• What is required
Provide an exact transcription of all the records.

• Materials provided

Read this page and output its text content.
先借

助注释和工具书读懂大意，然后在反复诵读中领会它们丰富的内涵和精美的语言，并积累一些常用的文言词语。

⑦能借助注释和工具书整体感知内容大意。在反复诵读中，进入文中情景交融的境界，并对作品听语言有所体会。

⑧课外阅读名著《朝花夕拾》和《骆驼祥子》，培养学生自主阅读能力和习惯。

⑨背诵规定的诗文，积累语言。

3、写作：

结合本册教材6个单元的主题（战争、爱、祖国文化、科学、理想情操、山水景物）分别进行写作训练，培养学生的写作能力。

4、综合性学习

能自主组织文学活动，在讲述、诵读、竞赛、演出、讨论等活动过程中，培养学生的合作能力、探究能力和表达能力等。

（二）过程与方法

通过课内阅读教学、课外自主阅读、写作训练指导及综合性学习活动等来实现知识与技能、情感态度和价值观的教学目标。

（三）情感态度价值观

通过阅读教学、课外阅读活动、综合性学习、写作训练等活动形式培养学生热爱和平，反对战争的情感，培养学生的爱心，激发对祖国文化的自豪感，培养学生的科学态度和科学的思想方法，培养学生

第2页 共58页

• Result of this exercise
Read this page and output its text content.
先借

助注释和工具书读懂大意，然后在反复诵读中领会它们丰富的内涵和精美的语言，并积累一些常用的文言词语。

⑦能借助注释和工具书整体感知内容大意。在反复诵读中，进入文中情景交融的境界，并对作品听语言有所体会。

⑧课外阅读名著《朝花夕拾》和《骆驼祥子》，培养学生自主阅读能力和习惯。

⑨背诵规定的诗文，积累语言。

3、写作：

结合本册教材6个单元的主题（战争、爱、祖国文化、科学、理想情操、山水景物）分别进行写作训练，培养学生的写作能力。

4、综合性学习

能自主组织文学活动，在讲述、诵读、竞赛、演出、讨论等活动过程中，培养学生的合作能力、探究能力和表达能力等。

（二）过程与方法

通过课内阅读教学、课外自主阅读、写作训练指导及综合性学习活动等来实现知识与技能、情感态度和价值观的教学目标。

（三）情感态度价值观

通过阅读教学、课外阅读活动、综合性学习、写作训练等活动形式培养学生热爱和平，反对战争的情感，培养学生的爱心，激发对祖国文化的自豪感，培养学生的科学态度和科学的思想方法，培养学生

第2页 共58页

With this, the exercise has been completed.